* Given problem
Scan the material and copy every line in which "อไปน" appears.

* Data entries
-- begin --

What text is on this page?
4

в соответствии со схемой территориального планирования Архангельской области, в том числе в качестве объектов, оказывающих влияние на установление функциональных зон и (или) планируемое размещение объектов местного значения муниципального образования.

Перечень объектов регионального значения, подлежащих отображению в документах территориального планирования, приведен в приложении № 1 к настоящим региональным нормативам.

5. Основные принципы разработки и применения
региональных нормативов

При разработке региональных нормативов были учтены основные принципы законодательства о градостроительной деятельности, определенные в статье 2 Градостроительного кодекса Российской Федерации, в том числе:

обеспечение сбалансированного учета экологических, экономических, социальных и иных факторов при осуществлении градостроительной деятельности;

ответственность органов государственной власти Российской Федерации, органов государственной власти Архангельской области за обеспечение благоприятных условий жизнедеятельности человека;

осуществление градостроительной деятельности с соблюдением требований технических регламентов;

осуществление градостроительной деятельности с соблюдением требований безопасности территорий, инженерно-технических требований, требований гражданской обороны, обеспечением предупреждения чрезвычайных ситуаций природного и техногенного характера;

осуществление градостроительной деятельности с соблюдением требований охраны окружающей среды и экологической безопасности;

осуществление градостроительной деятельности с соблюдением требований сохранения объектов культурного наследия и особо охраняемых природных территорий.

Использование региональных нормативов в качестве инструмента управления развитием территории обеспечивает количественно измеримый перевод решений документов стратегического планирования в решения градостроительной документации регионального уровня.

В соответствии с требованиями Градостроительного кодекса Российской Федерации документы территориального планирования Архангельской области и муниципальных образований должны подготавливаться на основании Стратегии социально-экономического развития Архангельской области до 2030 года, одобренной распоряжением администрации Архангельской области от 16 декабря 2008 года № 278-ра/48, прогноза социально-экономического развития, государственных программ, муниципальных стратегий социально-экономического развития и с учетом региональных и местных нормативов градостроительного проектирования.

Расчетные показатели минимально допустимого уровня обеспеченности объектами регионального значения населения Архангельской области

-- end --
-- begin --

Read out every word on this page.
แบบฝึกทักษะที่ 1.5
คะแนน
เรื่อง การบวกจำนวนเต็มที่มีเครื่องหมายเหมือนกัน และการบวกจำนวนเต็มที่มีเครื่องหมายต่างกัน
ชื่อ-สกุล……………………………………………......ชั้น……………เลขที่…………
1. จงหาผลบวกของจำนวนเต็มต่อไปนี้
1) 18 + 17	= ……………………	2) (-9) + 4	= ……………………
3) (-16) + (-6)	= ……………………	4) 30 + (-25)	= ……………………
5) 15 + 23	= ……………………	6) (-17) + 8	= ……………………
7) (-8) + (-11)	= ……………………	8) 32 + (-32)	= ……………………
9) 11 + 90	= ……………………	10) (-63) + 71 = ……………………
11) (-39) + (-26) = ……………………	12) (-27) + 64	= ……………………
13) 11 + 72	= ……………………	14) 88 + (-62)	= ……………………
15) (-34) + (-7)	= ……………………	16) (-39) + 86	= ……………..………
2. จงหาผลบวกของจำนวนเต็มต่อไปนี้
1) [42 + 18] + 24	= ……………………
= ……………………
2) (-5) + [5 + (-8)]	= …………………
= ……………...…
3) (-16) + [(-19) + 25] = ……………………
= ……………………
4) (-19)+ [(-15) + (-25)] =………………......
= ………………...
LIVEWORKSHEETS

-- end --

* Result of the exercise
1. จงหาผลบวกของจำนวนเต็มต่อไปนี้
2. จงหาผลบวกของจำนวนเต็มต่อไปนี้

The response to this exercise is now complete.